■ **INSTRUCTIONS TO FOLLOW**: Every entry needs to be reproduced exactly.

■ **DATA TO USE**:
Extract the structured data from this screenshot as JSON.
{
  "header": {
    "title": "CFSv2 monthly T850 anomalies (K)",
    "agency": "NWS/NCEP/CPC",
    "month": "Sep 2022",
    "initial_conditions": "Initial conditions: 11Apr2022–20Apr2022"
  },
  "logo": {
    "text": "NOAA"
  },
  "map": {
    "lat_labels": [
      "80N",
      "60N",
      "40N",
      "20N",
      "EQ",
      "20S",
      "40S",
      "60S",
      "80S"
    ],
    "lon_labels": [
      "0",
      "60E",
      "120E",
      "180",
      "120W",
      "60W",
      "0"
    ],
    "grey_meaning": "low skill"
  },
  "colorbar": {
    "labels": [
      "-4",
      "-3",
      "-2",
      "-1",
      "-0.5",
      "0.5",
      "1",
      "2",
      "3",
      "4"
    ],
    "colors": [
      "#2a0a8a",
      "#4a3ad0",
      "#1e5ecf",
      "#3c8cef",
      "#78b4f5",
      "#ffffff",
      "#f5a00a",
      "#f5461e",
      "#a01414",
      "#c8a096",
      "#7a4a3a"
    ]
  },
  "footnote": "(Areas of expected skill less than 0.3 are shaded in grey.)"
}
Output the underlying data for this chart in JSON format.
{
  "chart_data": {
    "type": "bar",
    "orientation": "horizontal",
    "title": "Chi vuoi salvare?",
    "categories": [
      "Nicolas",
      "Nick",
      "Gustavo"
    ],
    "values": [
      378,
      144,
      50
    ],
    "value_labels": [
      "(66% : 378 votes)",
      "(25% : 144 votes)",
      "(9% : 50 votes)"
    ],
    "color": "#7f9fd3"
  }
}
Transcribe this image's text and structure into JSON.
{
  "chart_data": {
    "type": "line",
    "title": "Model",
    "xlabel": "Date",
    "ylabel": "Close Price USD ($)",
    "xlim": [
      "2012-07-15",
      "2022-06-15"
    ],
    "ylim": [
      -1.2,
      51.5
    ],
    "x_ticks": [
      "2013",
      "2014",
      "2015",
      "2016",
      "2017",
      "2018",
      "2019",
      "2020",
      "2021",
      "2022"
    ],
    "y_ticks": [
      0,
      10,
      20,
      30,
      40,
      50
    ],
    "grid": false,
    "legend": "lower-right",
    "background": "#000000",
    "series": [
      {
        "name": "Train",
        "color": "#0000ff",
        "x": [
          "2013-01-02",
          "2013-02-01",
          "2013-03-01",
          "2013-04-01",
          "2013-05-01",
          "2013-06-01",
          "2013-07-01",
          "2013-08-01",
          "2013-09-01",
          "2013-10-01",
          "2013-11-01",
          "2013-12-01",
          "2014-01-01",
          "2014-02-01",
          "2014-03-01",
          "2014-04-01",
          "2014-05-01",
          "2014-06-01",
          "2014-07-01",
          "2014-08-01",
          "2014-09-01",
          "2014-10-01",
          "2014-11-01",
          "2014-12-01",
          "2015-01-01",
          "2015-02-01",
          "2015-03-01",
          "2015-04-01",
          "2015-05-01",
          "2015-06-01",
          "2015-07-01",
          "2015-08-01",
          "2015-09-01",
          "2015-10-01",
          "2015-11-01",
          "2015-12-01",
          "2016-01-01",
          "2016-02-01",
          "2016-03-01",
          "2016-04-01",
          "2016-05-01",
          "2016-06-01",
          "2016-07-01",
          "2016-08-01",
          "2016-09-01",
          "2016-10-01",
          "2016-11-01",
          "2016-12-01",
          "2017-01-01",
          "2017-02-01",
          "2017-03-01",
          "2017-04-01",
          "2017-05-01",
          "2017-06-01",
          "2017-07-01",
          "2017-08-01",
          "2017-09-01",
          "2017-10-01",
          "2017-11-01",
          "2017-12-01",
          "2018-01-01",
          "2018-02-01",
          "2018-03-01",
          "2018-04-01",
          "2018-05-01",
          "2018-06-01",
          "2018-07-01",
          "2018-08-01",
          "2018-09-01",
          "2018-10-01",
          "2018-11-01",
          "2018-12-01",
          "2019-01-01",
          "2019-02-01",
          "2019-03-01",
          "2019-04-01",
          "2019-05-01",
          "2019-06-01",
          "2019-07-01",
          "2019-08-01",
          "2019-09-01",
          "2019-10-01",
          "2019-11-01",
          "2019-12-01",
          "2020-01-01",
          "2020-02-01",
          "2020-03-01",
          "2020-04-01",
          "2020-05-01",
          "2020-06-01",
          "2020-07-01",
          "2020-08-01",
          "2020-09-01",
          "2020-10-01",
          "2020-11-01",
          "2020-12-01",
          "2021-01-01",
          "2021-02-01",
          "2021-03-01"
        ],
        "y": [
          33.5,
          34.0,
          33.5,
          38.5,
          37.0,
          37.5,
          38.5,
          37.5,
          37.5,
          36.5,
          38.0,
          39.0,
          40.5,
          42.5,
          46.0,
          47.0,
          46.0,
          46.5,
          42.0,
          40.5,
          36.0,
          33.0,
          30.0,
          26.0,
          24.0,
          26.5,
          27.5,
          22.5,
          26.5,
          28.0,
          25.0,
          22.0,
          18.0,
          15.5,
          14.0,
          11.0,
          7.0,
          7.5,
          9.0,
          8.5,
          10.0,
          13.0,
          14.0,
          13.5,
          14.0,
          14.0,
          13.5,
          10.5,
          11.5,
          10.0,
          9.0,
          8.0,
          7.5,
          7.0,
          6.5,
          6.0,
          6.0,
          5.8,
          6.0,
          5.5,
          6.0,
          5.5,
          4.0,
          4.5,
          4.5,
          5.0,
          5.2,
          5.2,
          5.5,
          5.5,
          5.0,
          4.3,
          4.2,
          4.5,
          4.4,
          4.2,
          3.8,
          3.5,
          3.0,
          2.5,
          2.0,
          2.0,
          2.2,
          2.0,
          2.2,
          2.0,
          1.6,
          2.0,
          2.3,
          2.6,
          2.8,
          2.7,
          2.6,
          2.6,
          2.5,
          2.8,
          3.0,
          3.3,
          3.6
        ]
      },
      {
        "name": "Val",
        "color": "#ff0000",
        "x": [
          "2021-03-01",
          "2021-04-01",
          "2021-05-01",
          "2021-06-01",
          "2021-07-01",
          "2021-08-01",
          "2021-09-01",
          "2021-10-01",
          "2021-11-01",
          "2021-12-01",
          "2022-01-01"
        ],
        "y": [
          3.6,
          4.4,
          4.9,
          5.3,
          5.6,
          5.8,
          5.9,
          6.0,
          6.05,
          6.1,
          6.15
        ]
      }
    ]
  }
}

■ **THE RESPONSE**:
Extract the structured data from this screenshot as JSON.
{
  "header": {
    "title": "CFSv2 monthly T850 anomalies (K)",
    "agency": "NWS/NCEP/CPC",
    "month": "Sep 2022",
    "initial_conditions": "Initial conditions: 11Apr2022–20Apr2022"
  },
  "logo": {
    "text": "NOAA"
  },
  "map": {
    "lat_labels": [
      "80N",
      "60N",
      "40N",
      "20N",
      "EQ",
      "20S",
      "40S",
      "60S",
      "80S"
    ],
    "lon_labels": [
      "0",
      "60E",
      "120E",
      "180",
      "120W",
      "60W",
      "0"
    ],
    "grey_meaning": "low skill"
  },
  "colorbar": {
    "labels": [
      "-4",
      "-3",
      "-2",
      "-1",
      "-0.5",
      "0.5",
      "1",
      "2",
      "3",
      "4"
    ],
    "colors": [
      "#2a0a8a",
      "#4a3ad0",
      "#1e5ecf",
      "#3c8cef",
      "#78b4f5",
      "#ffffff",
      "#f5a00a",
      "#f5461e",
      "#a01414",
      "#c8a096",
      "#7a4a3a"
    ]
  },
  "footnote": "(Areas of expected skill less than 0.3 are shaded in grey.)"
}
Output the underlying data for this chart in JSON format.
{
  "chart_data": {
    "type": "bar",
    "orientation": "horizontal",
    "title": "Chi vuoi salvare?",
    "categories": [
      "Nicolas",
      "Nick",
      "Gustavo"
    ],
    "values": [
      378,
      144,
      50
    ],
    "value_labels": [
      "(66% : 378 votes)",
      "(25% : 144 votes)",
      "(9% : 50 votes)"
    ],
    "color": "#7f9fd3"
  }
}
Transcribe this image's text and structure into JSON.
{
  "chart_data": {
    "type": "line",
    "title": "Model",
    "xlabel": "Date",
    "ylabel": "Close Price USD ($)",
    "xlim": [
      "2012-07-15",
      "2022-06-15"
    ],
    "ylim": [
      -1.2,
      51.5
    ],
    "x_ticks": [
      "2013",
      "2014",
      "2015",
      "2016",
      "2017",
      "2018",
      "2019",
      "2020",
      "2021",
      "2022"
    ],
    "y_ticks": [
      0,
      10,
      20,
      30,
      40,
      50
    ],
    "grid": false,
    "legend": "lower-right",
    "background": "#000000",
    "series": [
      {
        "name": "Train",
        "color": "#0000ff",
        "x": [
          "2013-01-02",
          "2013-02-01",
          "2013-03-01",
          "2013-04-01",
          "2013-05-01",
          "2013-06-01",
          "2013-07-01",
          "2013-08-01",
          "2013-09-01",
          "2013-10-01",
          "2013-11-01",
          "2013-12-01",
          "2014-01-01",
          "2014-02-01",
          "2014-03-01",
          "2014-04-01",
          "2014-05-01",
          "2014-06-01",
          "2014-07-01",
          "2014-08-01",
          "2014-09-01",
          "2014-10-01",
          "2014-11-01",
          "2014-12-01",
          "2015-01-01",
          "2015-02-01",
          "2015-03-01",
          "2015-04-01",
          "2015-05-01",
          "2015-06-01",
          "2015-07-01",
          "2015-08-01",
          "2015-09-01",
          "2015-10-01",
          "2015-11-01",
          "2015-12-01",
          "2016-01-01",
          "2016-02-01",
          "2016-03-01",
          "2016-04-01",
          "2016-05-01",
          "2016-06-01",
          "2016-07-01",
          "2016-08-01",
          "2016-09-01",
          "2016-10-01",
          "2016-11-01",
          "2016-12-01",
          "2017-01-01",
          "2017-02-01",
          "2017-03-01",
          "2017-04-01",
          "2017-05-01",
          "2017-06-01",
          "2017-07-01",
          "2017-08-01",
          "2017-09-01",
          "2017-10-01",
          "2017-11-01",
          "2017-12-01",
          "2018-01-01",
          "2018-02-01",
          "2018-03-01",
          "2018-04-01",
          "2018-05-01",
          "2018-06-01",
          "2018-07-01",
          "2018-08-01",
          "2018-09-01",
          "2018-10-01",
          "2018-11-01",
          "2018-12-01",
          "2019-01-01",
          "2019-02-01",
          "2019-03-01",
          "2019-04-01",
          "2019-05-01",
          "2019-06-01",
          "2019-07-01",
          "2019-08-01",
          "2019-09-01",
          "2019-10-01",
          "2019-11-01",
          "2019-12-01",
          "2020-01-01",
          "2020-02-01",
          "2020-03-01",
          "2020-04-01",
          "2020-05-01",
          "2020-06-01",
          "2020-07-01",
          "2020-08-01",
          "2020-09-01",
          "2020-10-01",
          "2020-11-01",
          "2020-12-01",
          "2021-01-01",
          "2021-02-01",
          "2021-03-01"
        ],
        "y": [
          33.5,
          34.0,
          33.5,
          38.5,
          37.0,
          37.5,
          38.5,
          37.5,
          37.5,
          36.5,
          38.0,
          39.0,
          40.5,
          42.5,
          46.0,
          47.0,
          46.0,
          46.5,
          42.0,
          40.5,
          36.0,
          33.0,
          30.0,
          26.0,
          24.0,
          26.5,
          27.5,
          22.5,
          26.5,
          28.0,
          25.0,
          22.0,
          18.0,
          15.5,
          14.0,
          11.0,
          7.0,
          7.5,
          9.0,
          8.5,
          10.0,
          13.0,
          14.0,
          13.5,
          14.0,
          14.0,
          13.5,
          10.5,
          11.5,
          10.0,
          9.0,
          8.0,
          7.5,
          7.0,
          6.5,
          6.0,
          6.0,
          5.8,
          6.0,
          5.5,
          6.0,
          5.5,
          4.0,
          4.5,
          4.5,
          5.0,
          5.2,
          5.2,
          5.5,
          5.5,
          5.0,
          4.3,
          4.2,
          4.5,
          4.4,
          4.2,
          3.8,
          3.5,
          3.0,
          2.5,
          2.0,
          2.0,
          2.2,
          2.0,
          2.2,
          2.0,
          1.6,
          2.0,
          2.3,
          2.6,
          2.8,
          2.7,
          2.6,
          2.6,
          2.5,
          2.8,
          3.0,
          3.3,
          3.6
        ]
      },
      {
        "name": "Val",
        "color": "#ff0000",
        "x": [
          "2021-03-01",
          "2021-04-01",
          "2021-05-01",
          "2021-06-01",
          "2021-07-01",
          "2021-08-01",
          "2021-09-01",
          "2021-10-01",
          "2021-11-01",
          "2021-12-01",
          "2022-01-01"
        ],
        "y": [
          3.6,
          4.4,
          4.9,
          5.3,
          5.6,
          5.8,
          5.9,
          6.0,
          6.05,
          6.1,
          6.15
        ]
      }
    ]
  }
}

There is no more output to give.